[Start of section]

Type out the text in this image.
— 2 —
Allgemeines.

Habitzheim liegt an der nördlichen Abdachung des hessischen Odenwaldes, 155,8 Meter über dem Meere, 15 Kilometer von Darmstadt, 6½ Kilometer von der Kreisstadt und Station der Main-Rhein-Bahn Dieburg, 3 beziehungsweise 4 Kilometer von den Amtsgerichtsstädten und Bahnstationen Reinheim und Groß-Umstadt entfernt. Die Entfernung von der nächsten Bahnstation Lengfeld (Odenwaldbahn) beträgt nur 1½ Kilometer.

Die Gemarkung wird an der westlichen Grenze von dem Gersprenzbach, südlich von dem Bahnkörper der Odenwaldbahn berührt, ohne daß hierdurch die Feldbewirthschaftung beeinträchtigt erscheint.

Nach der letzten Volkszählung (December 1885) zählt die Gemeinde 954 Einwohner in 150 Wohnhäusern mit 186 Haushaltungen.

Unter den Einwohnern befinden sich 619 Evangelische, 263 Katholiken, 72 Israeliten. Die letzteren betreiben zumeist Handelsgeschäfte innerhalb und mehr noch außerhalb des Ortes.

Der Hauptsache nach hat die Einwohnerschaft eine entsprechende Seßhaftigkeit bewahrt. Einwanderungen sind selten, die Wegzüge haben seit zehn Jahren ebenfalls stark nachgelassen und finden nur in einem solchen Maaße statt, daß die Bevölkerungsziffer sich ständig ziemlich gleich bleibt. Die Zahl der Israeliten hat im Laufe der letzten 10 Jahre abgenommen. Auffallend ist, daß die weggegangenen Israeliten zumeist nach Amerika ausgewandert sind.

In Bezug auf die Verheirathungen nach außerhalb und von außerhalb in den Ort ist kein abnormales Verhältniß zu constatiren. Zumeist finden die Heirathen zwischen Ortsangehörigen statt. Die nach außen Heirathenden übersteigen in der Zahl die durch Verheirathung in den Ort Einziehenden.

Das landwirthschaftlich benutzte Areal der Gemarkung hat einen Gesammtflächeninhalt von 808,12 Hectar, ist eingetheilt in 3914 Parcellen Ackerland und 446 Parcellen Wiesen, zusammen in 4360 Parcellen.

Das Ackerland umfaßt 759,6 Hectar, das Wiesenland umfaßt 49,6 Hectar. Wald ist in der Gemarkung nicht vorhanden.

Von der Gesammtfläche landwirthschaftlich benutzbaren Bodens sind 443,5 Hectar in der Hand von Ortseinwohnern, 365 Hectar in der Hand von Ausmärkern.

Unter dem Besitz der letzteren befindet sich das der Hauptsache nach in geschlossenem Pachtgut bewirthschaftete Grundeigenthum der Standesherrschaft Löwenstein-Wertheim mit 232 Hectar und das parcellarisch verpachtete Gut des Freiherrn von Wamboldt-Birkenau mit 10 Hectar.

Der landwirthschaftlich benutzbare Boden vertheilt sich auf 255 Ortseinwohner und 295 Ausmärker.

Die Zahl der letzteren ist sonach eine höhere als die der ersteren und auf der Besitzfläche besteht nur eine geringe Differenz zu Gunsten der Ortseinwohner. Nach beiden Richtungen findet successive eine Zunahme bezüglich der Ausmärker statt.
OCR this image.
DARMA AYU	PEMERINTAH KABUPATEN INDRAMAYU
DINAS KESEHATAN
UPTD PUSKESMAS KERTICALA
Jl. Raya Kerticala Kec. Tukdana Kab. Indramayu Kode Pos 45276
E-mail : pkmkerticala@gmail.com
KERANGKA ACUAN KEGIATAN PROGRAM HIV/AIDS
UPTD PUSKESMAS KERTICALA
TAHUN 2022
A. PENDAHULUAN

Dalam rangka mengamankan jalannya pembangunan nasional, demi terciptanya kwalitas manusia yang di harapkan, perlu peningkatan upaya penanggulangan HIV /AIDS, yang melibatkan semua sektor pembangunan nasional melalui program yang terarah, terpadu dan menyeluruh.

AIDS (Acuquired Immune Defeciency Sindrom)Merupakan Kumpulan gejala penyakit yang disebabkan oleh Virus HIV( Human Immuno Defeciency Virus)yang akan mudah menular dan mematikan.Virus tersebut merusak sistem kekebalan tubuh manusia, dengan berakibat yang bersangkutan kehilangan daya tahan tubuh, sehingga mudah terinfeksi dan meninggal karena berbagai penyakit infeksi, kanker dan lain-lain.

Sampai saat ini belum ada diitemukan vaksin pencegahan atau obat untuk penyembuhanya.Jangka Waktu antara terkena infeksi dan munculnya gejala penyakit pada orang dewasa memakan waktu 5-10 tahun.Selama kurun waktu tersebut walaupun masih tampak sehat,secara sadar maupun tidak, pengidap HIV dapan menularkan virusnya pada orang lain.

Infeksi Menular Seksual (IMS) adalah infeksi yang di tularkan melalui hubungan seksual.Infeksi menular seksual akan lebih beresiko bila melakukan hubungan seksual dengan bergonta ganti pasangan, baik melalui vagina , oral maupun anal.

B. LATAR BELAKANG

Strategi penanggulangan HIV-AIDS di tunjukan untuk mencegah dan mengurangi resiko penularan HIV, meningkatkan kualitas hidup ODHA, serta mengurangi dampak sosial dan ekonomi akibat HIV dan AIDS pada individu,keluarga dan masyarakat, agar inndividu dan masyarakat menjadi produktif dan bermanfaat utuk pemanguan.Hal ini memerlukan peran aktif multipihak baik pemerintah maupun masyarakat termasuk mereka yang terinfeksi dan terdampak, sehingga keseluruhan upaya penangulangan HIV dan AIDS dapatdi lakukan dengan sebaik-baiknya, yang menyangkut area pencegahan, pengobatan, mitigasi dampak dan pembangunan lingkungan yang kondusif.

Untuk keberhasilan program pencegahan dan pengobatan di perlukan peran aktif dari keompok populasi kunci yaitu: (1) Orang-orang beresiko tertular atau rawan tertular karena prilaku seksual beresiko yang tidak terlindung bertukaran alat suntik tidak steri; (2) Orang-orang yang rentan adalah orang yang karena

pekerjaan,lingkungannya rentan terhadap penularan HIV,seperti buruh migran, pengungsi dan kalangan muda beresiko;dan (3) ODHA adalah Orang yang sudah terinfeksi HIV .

[End of section]

WORK INSTRUCTIONS -> Return the data exactly, every line included.

OUTPUT ->
Type out the text in this image.
— 2 —
Allgemeines.

Habitzheim liegt an der nördlichen Abdachung des hessischen Odenwaldes, 155,8 Meter über dem Meere, 15 Kilometer von Darmstadt, 6½ Kilometer von der Kreisstadt und Station der Main-Rhein-Bahn Dieburg, 3 beziehungsweise 4 Kilometer von den Amtsgerichtsstädten und Bahnstationen Reinheim und Groß-Umstadt entfernt. Die Entfernung von der nächsten Bahnstation Lengfeld (Odenwaldbahn) beträgt nur 1½ Kilometer.

Die Gemarkung wird an der westlichen Grenze von dem Gersprenzbach, südlich von dem Bahnkörper der Odenwaldbahn berührt, ohne daß hierdurch die Feldbewirthschaftung beeinträchtigt erscheint.

Nach der letzten Volkszählung (December 1885) zählt die Gemeinde 954 Einwohner in 150 Wohnhäusern mit 186 Haushaltungen.

Unter den Einwohnern befinden sich 619 Evangelische, 263 Katholiken, 72 Israeliten. Die letzteren betreiben zumeist Handelsgeschäfte innerhalb und mehr noch außerhalb des Ortes.

Der Hauptsache nach hat die Einwohnerschaft eine entsprechende Seßhaftigkeit bewahrt. Einwanderungen sind selten, die Wegzüge haben seit zehn Jahren ebenfalls stark nachgelassen und finden nur in einem solchen Maaße statt, daß die Bevölkerungsziffer sich ständig ziemlich gleich bleibt. Die Zahl der Israeliten hat im Laufe der letzten 10 Jahre abgenommen. Auffallend ist, daß die weggegangenen Israeliten zumeist nach Amerika ausgewandert sind.

In Bezug auf die Verheirathungen nach außerhalb und von außerhalb in den Ort ist kein abnormales Verhältniß zu constatiren. Zumeist finden die Heirathen zwischen Ortsangehörigen statt. Die nach außen Heirathenden übersteigen in der Zahl die durch Verheirathung in den Ort Einziehenden.

Das landwirthschaftlich benutzte Areal der Gemarkung hat einen Gesammtflächeninhalt von 808,12 Hectar, ist eingetheilt in 3914 Parcellen Ackerland und 446 Parcellen Wiesen, zusammen in 4360 Parcellen.

Das Ackerland umfaßt 759,6 Hectar, das Wiesenland umfaßt 49,6 Hectar. Wald ist in der Gemarkung nicht vorhanden.

Von der Gesammtfläche landwirthschaftlich benutzbaren Bodens sind 443,5 Hectar in der Hand von Ortseinwohnern, 365 Hectar in der Hand von Ausmärkern.

Unter dem Besitz der letzteren befindet sich das der Hauptsache nach in geschlossenem Pachtgut bewirthschaftete Grundeigenthum der Standesherrschaft Löwenstein-Wertheim mit 232 Hectar und das parcellarisch verpachtete Gut des Freiherrn von Wamboldt-Birkenau mit 10 Hectar.

Der landwirthschaftlich benutzbare Boden vertheilt sich auf 255 Ortseinwohner und 295 Ausmärker.

Die Zahl der letzteren ist sonach eine höhere als die der ersteren und auf der Besitzfläche besteht nur eine geringe Differenz zu Gunsten der Ortseinwohner. Nach beiden Richtungen findet successive eine Zunahme bezüglich der Ausmärker statt.
OCR this image.
DARMA AYU	PEMERINTAH KABUPATEN INDRAMAYU
DINAS KESEHATAN
UPTD PUSKESMAS KERTICALA
Jl. Raya Kerticala Kec. Tukdana Kab. Indramayu Kode Pos 45276
E-mail : pkmkerticala@gmail.com
KERANGKA ACUAN KEGIATAN PROGRAM HIV/AIDS
UPTD PUSKESMAS KERTICALA
TAHUN 2022
A. PENDAHULUAN

Dalam rangka mengamankan jalannya pembangunan nasional, demi terciptanya kwalitas manusia yang di harapkan, perlu peningkatan upaya penanggulangan HIV /AIDS, yang melibatkan semua sektor pembangunan nasional melalui program yang terarah, terpadu dan menyeluruh.

AIDS (Acuquired Immune Defeciency Sindrom)Merupakan Kumpulan gejala penyakit yang disebabkan oleh Virus HIV( Human Immuno Defeciency Virus)yang akan mudah menular dan mematikan.Virus tersebut merusak sistem kekebalan tubuh manusia, dengan berakibat yang bersangkutan kehilangan daya tahan tubuh, sehingga mudah terinfeksi dan meninggal karena berbagai penyakit infeksi, kanker dan lain-lain.

Sampai saat ini belum ada diitemukan vaksin pencegahan atau obat untuk penyembuhanya.Jangka Waktu antara terkena infeksi dan munculnya gejala penyakit pada orang dewasa memakan waktu 5-10 tahun.Selama kurun waktu tersebut walaupun masih tampak sehat,secara sadar maupun tidak, pengidap HIV dapan menularkan virusnya pada orang lain.

Infeksi Menular Seksual (IMS) adalah infeksi yang di tularkan melalui hubungan seksual.Infeksi menular seksual akan lebih beresiko bila melakukan hubungan seksual dengan bergonta ganti pasangan, baik melalui vagina , oral maupun anal.

B. LATAR BELAKANG

Strategi penanggulangan HIV-AIDS di tunjukan untuk mencegah dan mengurangi resiko penularan HIV, meningkatkan kualitas hidup ODHA, serta mengurangi dampak sosial dan ekonomi akibat HIV dan AIDS pada individu,keluarga dan masyarakat, agar inndividu dan masyarakat menjadi produktif dan bermanfaat utuk pemanguan.Hal ini memerlukan peran aktif multipihak baik pemerintah maupun masyarakat termasuk mereka yang terinfeksi dan terdampak, sehingga keseluruhan upaya penangulangan HIV dan AIDS dapatdi lakukan dengan sebaik-baiknya, yang menyangkut area pencegahan, pengobatan, mitigasi dampak dan pembangunan lingkungan yang kondusif.

Untuk keberhasilan program pencegahan dan pengobatan di perlukan peran aktif dari keompok populasi kunci yaitu: (1) Orang-orang beresiko tertular atau rawan tertular karena prilaku seksual beresiko yang tidak terlindung bertukaran alat suntik tidak steri; (2) Orang-orang yang rentan adalah orang yang karena

pekerjaan,lingkungannya rentan terhadap penularan HIV,seperti buruh migran, pengungsi dan kalangan muda beresiko;dan (3) ODHA adalah Orang yang sudah terinfeksi HIV .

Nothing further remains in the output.